Exercise goal
Output every line of the material exactly, omitting images.

──────── Data entries ────────

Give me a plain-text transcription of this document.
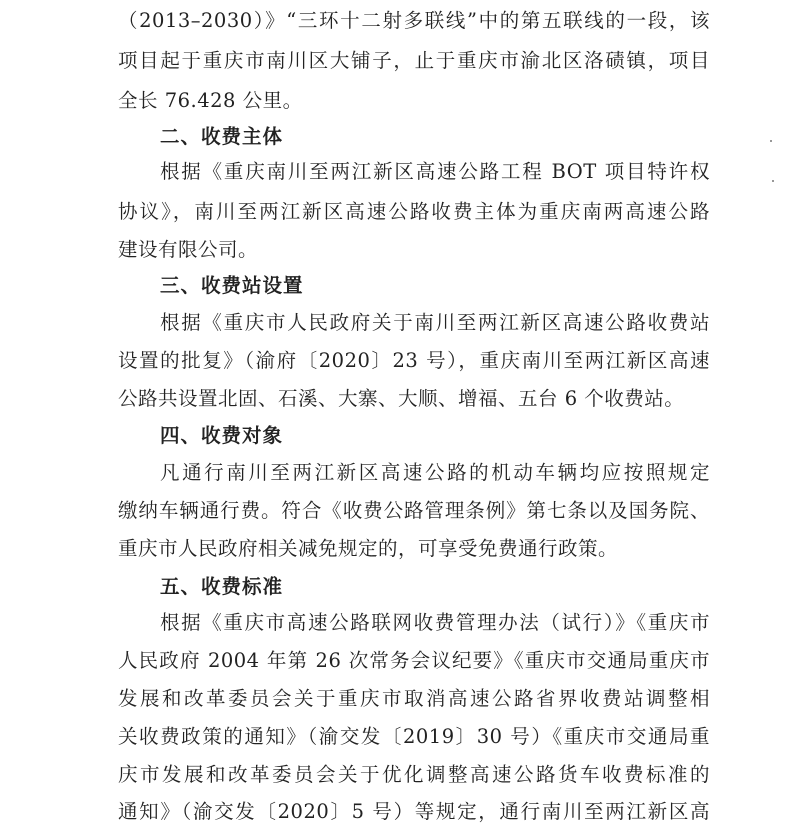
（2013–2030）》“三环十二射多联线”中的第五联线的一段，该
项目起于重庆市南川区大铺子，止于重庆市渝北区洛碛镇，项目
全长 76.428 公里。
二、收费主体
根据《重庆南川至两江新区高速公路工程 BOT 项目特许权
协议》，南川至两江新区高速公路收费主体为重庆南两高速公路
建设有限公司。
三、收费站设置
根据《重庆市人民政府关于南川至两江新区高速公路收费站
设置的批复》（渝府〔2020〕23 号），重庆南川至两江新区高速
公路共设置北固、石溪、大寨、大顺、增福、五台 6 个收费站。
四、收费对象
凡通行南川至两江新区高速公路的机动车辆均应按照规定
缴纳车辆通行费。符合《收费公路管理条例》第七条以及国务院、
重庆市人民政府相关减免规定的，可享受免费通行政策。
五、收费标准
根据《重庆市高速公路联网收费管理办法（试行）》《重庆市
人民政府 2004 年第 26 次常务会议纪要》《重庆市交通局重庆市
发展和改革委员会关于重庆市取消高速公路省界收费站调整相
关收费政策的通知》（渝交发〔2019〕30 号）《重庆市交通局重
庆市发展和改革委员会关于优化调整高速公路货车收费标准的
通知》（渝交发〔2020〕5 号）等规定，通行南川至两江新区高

────────

Output of the exercise
Give me a plain-text transcription of this document.
（2013–2030）》“三环十二射多联线”中的第五联线的一段，该
项目起于重庆市南川区大铺子，止于重庆市渝北区洛碛镇，项目
全长 76.428 公里。
二、收费主体
根据《重庆南川至两江新区高速公路工程 BOT 项目特许权
协议》，南川至两江新区高速公路收费主体为重庆南两高速公路
建设有限公司。
三、收费站设置
根据《重庆市人民政府关于南川至两江新区高速公路收费站
设置的批复》（渝府〔2020〕23 号），重庆南川至两江新区高速
公路共设置北固、石溪、大寨、大顺、增福、五台 6 个收费站。
四、收费对象
凡通行南川至两江新区高速公路的机动车辆均应按照规定
缴纳车辆通行费。符合《收费公路管理条例》第七条以及国务院、
重庆市人民政府相关减免规定的，可享受免费通行政策。
五、收费标准
根据《重庆市高速公路联网收费管理办法（试行）》《重庆市
人民政府 2004 年第 26 次常务会议纪要》《重庆市交通局重庆市
发展和改革委员会关于重庆市取消高速公路省界收费站调整相
关收费政策的通知》（渝交发〔2019〕30 号）《重庆市交通局重
庆市发展和改革委员会关于优化调整高速公路货车收费标准的
通知》（渝交发〔2020〕5 号）等规定，通行南川至两江新区高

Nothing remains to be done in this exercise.